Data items
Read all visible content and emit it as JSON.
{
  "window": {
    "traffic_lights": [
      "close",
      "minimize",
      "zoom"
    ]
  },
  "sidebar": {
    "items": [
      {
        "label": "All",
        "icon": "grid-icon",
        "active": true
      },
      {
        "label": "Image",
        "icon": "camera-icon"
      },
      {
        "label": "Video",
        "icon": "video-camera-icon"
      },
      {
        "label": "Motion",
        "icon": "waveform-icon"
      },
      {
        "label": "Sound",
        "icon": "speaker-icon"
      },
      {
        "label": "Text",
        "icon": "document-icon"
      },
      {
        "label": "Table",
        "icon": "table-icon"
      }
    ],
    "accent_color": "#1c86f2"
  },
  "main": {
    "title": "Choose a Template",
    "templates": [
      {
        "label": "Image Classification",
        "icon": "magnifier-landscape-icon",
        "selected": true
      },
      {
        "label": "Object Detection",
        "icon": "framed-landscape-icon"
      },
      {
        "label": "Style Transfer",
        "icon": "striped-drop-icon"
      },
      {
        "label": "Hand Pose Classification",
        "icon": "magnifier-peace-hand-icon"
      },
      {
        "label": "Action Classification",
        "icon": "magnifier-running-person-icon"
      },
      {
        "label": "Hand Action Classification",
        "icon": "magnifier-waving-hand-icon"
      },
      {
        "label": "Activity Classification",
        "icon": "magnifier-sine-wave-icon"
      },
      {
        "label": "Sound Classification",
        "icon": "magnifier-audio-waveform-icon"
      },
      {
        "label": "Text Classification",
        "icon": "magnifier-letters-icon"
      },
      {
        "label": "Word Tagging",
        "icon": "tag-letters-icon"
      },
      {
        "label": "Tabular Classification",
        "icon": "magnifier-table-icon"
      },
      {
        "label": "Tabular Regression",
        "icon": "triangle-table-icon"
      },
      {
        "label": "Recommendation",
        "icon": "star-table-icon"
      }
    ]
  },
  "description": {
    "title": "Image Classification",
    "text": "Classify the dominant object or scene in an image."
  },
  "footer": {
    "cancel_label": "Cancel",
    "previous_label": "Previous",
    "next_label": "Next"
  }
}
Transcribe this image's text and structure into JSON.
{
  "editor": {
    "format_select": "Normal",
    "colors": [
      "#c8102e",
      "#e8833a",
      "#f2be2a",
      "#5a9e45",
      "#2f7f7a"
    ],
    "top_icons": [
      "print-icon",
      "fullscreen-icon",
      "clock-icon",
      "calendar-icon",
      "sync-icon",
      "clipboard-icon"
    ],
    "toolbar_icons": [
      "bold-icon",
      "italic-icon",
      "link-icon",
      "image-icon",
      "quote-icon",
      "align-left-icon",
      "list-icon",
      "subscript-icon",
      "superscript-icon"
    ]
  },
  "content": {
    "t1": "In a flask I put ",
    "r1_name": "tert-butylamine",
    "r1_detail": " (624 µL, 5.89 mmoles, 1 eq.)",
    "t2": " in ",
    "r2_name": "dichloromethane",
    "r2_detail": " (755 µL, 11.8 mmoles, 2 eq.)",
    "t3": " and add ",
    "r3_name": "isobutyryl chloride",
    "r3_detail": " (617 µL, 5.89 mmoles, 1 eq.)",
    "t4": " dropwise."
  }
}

GIVEN INSTRUCTION: Extract the full set of entries word for word.

OUTPUT:
Read all visible content and emit it as JSON.
{
  "window": {
    "traffic_lights": [
      "close",
      "minimize",
      "zoom"
    ]
  },
  "sidebar": {
    "items": [
      {
        "label": "All",
        "icon": "grid-icon",
        "active": true
      },
      {
        "label": "Image",
        "icon": "camera-icon"
      },
      {
        "label": "Video",
        "icon": "video-camera-icon"
      },
      {
        "label": "Motion",
        "icon": "waveform-icon"
      },
      {
        "label": "Sound",
        "icon": "speaker-icon"
      },
      {
        "label": "Text",
        "icon": "document-icon"
      },
      {
        "label": "Table",
        "icon": "table-icon"
      }
    ],
    "accent_color": "#1c86f2"
  },
  "main": {
    "title": "Choose a Template",
    "templates": [
      {
        "label": "Image Classification",
        "icon": "magnifier-landscape-icon",
        "selected": true
      },
      {
        "label": "Object Detection",
        "icon": "framed-landscape-icon"
      },
      {
        "label": "Style Transfer",
        "icon": "striped-drop-icon"
      },
      {
        "label": "Hand Pose Classification",
        "icon": "magnifier-peace-hand-icon"
      },
      {
        "label": "Action Classification",
        "icon": "magnifier-running-person-icon"
      },
      {
        "label": "Hand Action Classification",
        "icon": "magnifier-waving-hand-icon"
      },
      {
        "label": "Activity Classification",
        "icon": "magnifier-sine-wave-icon"
      },
      {
        "label": "Sound Classification",
        "icon": "magnifier-audio-waveform-icon"
      },
      {
        "label": "Text Classification",
        "icon": "magnifier-letters-icon"
      },
      {
        "label": "Word Tagging",
        "icon": "tag-letters-icon"
      },
      {
        "label": "Tabular Classification",
        "icon": "magnifier-table-icon"
      },
      {
        "label": "Tabular Regression",
        "icon": "triangle-table-icon"
      },
      {
        "label": "Recommendation",
        "icon": "star-table-icon"
      }
    ]
  },
  "description": {
    "title": "Image Classification",
    "text": "Classify the dominant object or scene in an image."
  },
  "footer": {
    "cancel_label": "Cancel",
    "previous_label": "Previous",
    "next_label": "Next"
  }
}
Transcribe this image's text and structure into JSON.
{
  "editor": {
    "format_select": "Normal",
    "colors": [
      "#c8102e",
      "#e8833a",
      "#f2be2a",
      "#5a9e45",
      "#2f7f7a"
    ],
    "top_icons": [
      "print-icon",
      "fullscreen-icon",
      "clock-icon",
      "calendar-icon",
      "sync-icon",
      "clipboard-icon"
    ],
    "toolbar_icons": [
      "bold-icon",
      "italic-icon",
      "link-icon",
      "image-icon",
      "quote-icon",
      "align-left-icon",
      "list-icon",
      "subscript-icon",
      "superscript-icon"
    ]
  },
  "content": {
    "t1": "In a flask I put ",
    "r1_name": "tert-butylamine",
    "r1_detail": " (624 µL, 5.89 mmoles, 1 eq.)",
    "t2": " in ",
    "r2_name": "dichloromethane",
    "r2_detail": " (755 µL, 11.8 mmoles, 2 eq.)",
    "t3": " and add ",
    "r3_name": "isobutyryl chloride",
    "r3_detail": " (617 µL, 5.89 mmoles, 1 eq.)",
    "t4": " dropwise."
  }
}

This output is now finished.